--- 原文 ---
最近发现某网站页面显示是正常的, 但是审查元素的时候, 却发现都是乱码, 觉得挺有意思的, 然后研究了一下, 网站实际上采用了字体混淆.
字体反爬也就是自定义字体反爬,通过调用自定义的字体文件来渲染网页中的文字,而网页中的文字不再是文字,而是相应的字体编码,通过复制或者简单的采集是无法采集到编码后的文字内容的。实际上在计算机显示的字体, 都是由他们的编码决定的, 因此如果我们修改字体的映射, 网页直接显示Unicode编码, 这样的话, 就会同上图所示, 页面显示是正常的, 但是审查元素的时候是乱码. 在本文中, 我们不讨论如何还原字体, 我们来自己实现以下这种混淆方式.
下面我们用Python来写一个可以生成混淆字体的脚本, 最终代码我会放到Github上.
首先, 我们先来写一个处理输入数据的函数, 基本作用是去掉重复的字, 然后去掉空白字符, 我们不处理emoji表情, 因此检测一下, 如果有的话, 也直接去掉.
def _pre_deal_obfuscator_input_str(s: str) -> str:
"""
Pre Deal Input Strings, to deduplicate string & remove all whitespace & remove emoji.
@param s:
@return:
"""
s = "".join(OrderedDict.fromkeys(s))
s = emoji.demojize(s)
pattern = re.compile(r'\s+')
return re.sub(pattern, '', s)
在来写一个辅助函数, 检测字体是否存在这个字, 否则的话, 这个字是不能正常显示的.
def _check_cmap_include_all_text(cmap: dict, s: str) -> bool:
for character in s:
if ord(character) not in cmap:
raise Exception(f'{character} Not in Font Lib!')
return True
接下来, 就是代码的重点了, 先简单介绍一下代码的原理, 就是获取到字体的cmap
, 然后做对应的替换, 替换成为混淆之后的代码, 这样就可以了, 原理比较简单, 直接来看代码吧.
def obfuscator(flag=0x0001, plain_text='', shadow_text='', source_font='', output_flag=0x0003, output_file_name='obfuscated_font', output_path='output', name_strings: FontNameTable = None):
"""
Main Function for Font Obfuscator.
@param flag: Notice performance issues if you input too many plain text.
0x0001 Auto Obfuscate Font, You Should Only Input Plain Text.
0x0002 You should set shadow_text.
0x0100 This flag will shuffle plain text, you should to notice we if you input shadow text and set this flag, words without correspondence.
0x1000 Add all numbers to plaintext.
0x2000 Add all lower letters to plaintext.
0x4000 Add all upper letters to plaintext.
0x8000 Add 2, 500 normal characters to plaintext.
@param plain_text:
@param shadow_text:
@param source_font:
@param output_flag: You could combine flag to output multi files.
0x0001 .ttf
0x0002 .woff & .woff2
@param output_file_name:
@param output_path:
@param name_strings:
@return:
"""
if flag & 0x1000:
plain_text += string.digits
if flag & 0x2000:
plain_text += string.ascii_lowercase
if flag & 0x4000:
plain_text += string.ascii_uppercase
if flag & 0x8000:
from py_font_obfuscator.constants import NORMAL_CHINESE_CHARACTERS
plain_text += NORMAL_CHINESE_CHARACTERS
plain_text = _pre_deal_obfuscator_input_str(plain_text)

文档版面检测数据
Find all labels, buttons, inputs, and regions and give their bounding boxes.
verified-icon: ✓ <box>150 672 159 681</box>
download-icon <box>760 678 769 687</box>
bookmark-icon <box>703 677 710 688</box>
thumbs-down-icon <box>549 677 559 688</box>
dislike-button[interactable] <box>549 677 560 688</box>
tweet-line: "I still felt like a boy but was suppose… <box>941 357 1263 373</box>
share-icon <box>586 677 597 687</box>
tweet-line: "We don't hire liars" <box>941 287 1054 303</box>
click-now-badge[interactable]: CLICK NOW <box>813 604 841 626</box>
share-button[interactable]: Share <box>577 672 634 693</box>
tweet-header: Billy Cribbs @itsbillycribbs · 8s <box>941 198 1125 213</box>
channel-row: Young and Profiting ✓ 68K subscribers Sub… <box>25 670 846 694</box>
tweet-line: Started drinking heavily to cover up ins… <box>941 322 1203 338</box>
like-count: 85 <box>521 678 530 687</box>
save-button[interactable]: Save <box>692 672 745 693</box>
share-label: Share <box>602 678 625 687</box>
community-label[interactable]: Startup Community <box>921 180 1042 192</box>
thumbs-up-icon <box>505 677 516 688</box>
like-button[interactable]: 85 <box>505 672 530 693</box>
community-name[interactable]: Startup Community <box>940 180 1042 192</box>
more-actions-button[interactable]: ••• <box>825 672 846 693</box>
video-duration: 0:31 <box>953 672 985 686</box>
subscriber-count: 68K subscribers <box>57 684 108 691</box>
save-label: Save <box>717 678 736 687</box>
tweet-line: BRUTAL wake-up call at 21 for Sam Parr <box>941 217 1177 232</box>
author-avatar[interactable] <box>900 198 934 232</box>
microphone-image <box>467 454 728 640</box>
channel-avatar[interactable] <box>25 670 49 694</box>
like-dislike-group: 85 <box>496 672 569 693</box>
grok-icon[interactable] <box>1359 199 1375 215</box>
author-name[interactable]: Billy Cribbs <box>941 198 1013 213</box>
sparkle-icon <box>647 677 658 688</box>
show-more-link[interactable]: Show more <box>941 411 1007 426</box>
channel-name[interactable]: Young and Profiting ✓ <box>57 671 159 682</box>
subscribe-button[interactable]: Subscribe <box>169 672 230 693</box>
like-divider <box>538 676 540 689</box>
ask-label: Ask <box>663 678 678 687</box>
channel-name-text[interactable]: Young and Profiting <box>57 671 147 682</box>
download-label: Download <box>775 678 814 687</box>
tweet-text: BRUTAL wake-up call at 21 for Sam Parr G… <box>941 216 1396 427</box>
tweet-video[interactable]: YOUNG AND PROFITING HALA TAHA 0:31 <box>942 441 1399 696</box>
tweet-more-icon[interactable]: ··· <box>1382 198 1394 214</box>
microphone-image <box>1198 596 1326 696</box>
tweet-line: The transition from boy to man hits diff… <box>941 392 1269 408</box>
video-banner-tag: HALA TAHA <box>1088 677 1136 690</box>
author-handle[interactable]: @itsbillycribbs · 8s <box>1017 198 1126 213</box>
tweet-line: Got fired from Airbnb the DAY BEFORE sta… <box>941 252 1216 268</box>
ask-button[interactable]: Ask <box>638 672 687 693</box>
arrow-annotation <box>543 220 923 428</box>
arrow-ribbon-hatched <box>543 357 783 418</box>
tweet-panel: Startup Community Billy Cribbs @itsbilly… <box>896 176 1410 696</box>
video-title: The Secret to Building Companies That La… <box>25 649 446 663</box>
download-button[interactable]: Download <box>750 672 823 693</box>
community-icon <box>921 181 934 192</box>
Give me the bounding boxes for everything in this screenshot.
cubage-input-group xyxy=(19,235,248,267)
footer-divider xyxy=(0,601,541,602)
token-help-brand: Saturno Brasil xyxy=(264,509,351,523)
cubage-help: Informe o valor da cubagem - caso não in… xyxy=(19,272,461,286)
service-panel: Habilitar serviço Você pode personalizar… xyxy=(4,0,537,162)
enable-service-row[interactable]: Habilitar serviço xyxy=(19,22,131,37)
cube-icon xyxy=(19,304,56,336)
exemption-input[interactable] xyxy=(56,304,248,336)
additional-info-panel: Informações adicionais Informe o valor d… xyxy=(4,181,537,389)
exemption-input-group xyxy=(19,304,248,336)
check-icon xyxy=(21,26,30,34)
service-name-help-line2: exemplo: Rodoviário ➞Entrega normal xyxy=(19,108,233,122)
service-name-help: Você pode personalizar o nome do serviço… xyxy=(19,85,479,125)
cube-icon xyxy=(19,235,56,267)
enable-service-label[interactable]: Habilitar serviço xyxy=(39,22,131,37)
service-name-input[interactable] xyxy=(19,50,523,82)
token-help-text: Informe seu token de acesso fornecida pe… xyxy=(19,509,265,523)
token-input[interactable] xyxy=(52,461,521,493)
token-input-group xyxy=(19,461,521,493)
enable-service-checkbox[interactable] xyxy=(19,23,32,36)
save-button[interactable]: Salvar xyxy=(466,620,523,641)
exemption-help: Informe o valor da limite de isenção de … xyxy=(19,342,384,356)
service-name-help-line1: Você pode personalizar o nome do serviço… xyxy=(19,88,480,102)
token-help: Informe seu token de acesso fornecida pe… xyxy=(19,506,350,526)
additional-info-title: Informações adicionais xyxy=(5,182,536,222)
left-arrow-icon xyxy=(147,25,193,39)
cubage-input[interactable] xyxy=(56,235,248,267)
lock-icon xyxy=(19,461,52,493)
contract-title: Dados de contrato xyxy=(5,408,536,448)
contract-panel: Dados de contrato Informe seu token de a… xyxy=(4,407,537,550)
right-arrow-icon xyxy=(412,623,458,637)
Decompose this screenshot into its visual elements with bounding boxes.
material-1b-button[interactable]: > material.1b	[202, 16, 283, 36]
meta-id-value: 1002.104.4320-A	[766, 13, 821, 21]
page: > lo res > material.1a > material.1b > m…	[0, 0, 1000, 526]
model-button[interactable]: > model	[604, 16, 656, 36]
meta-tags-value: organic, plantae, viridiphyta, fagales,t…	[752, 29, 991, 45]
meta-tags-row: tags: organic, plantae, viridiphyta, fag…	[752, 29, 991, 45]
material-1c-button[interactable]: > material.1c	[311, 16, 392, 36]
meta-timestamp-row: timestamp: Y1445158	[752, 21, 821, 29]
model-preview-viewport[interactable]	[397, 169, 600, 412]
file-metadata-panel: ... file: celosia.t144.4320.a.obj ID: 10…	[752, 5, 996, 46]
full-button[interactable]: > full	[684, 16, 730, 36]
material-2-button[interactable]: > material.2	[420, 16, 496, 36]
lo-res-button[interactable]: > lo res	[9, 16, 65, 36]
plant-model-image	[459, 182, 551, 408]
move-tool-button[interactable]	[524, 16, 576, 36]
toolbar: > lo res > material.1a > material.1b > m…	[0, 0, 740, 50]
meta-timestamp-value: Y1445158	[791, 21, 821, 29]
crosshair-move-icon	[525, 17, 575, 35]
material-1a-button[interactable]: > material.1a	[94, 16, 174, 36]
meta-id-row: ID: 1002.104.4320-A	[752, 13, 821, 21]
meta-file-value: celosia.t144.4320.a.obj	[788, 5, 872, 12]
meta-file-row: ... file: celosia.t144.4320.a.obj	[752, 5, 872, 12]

--- 要做什么 ---
把讲字体混淆的原文接着往下写，从它最后一行之后开始。 这些数据用不上，可以不看。

--- 书面回答 ---
shadow_text = _pre_deal_obfuscator_input_str(shadow_text)
if flag & 0x0100:
plain_text = list(plain_text)
random.shuffle(plain_text)
plain_text = ''.join(plain_text)
if name_strings is None:
name_strings = FontNameTable()
_map = {}
obfuscator_code_list = []
if flag & 0x0001:
obfuscator_code_list = random.sample(range(0xE000, 0xF8FF), len(plain_text))
elif flag & 0x0002:
if len(shadow_text) < len(plain_text):
raise Exception('The count of shadow text must greater than plain text!')
obfuscator_code_list = [ord(i) for i in shadow_text]
else:
obfuscator_code_list = random.sample(range(0xE000, 0xF8FF), len(plain_text))
root = _get_project_root()
if source_font:
pass
else:
source_font = root / 'base-font/KaiGenGothicCN-Regular.ttf'
source_font = TTFont(source_font)
source_cmap = source_font.getBestCmap()
_check_cmap_include_all_text(source_cmap, plain_text)
glyphs, metrics, cmap = {}, {}, {}
glyph_set = source_font.getGlyphSet()
pen = TTGlyphPen(glyph_set)
glyph_order = source_font.getGlyphOrder()
final_shadow_text: list = []
if 'null' in glyph_order:
glyph_set['null'].draw(pen)
glyphs['null'] = pen.glyph()
metrics['null'] = source_font['hmtx']['null']
final_shadow_text += ['null']
if '.notdef' in glyph_order:
glyph_set['.notdef'].draw(pen)
glyphs['.notdef'] = pen.glyph()
metrics['.notdef'] = source_font['hmtx']['.notdef']
final_shadow_text += ['.notdef']
for index, character in enumerate(plain_text):
obfuscator_code = obfuscator_code_list[index]
code_cmap_name = hex(obfuscator_code).replace('0x', 'uni')
html_code = hex(obfuscator_code).replace('0x', '') + ';'
_map[character] = html_code
final_shadow_text.append(code_cmap_name)
glyph_set[source_cmap[ord(character)]].draw(pen)
glyphs[code_cmap_name] = pen.glyph()
metrics[code_cmap_name] = source_font['hmtx'][source_cmap[ord(character)]]
cmap[obfuscator_code] = code_cmap_name
horizontal_header = {
'ascent': source_font['hhea'].ascent,
'descent': source_font['hhea'].descent,
}
fb = FontBuilder(source_font['head'].unitsPerEm, isTTF=True)
fb.setupGlyphOrder(final_shadow_text)
fb.setupCharacterMap(cmap)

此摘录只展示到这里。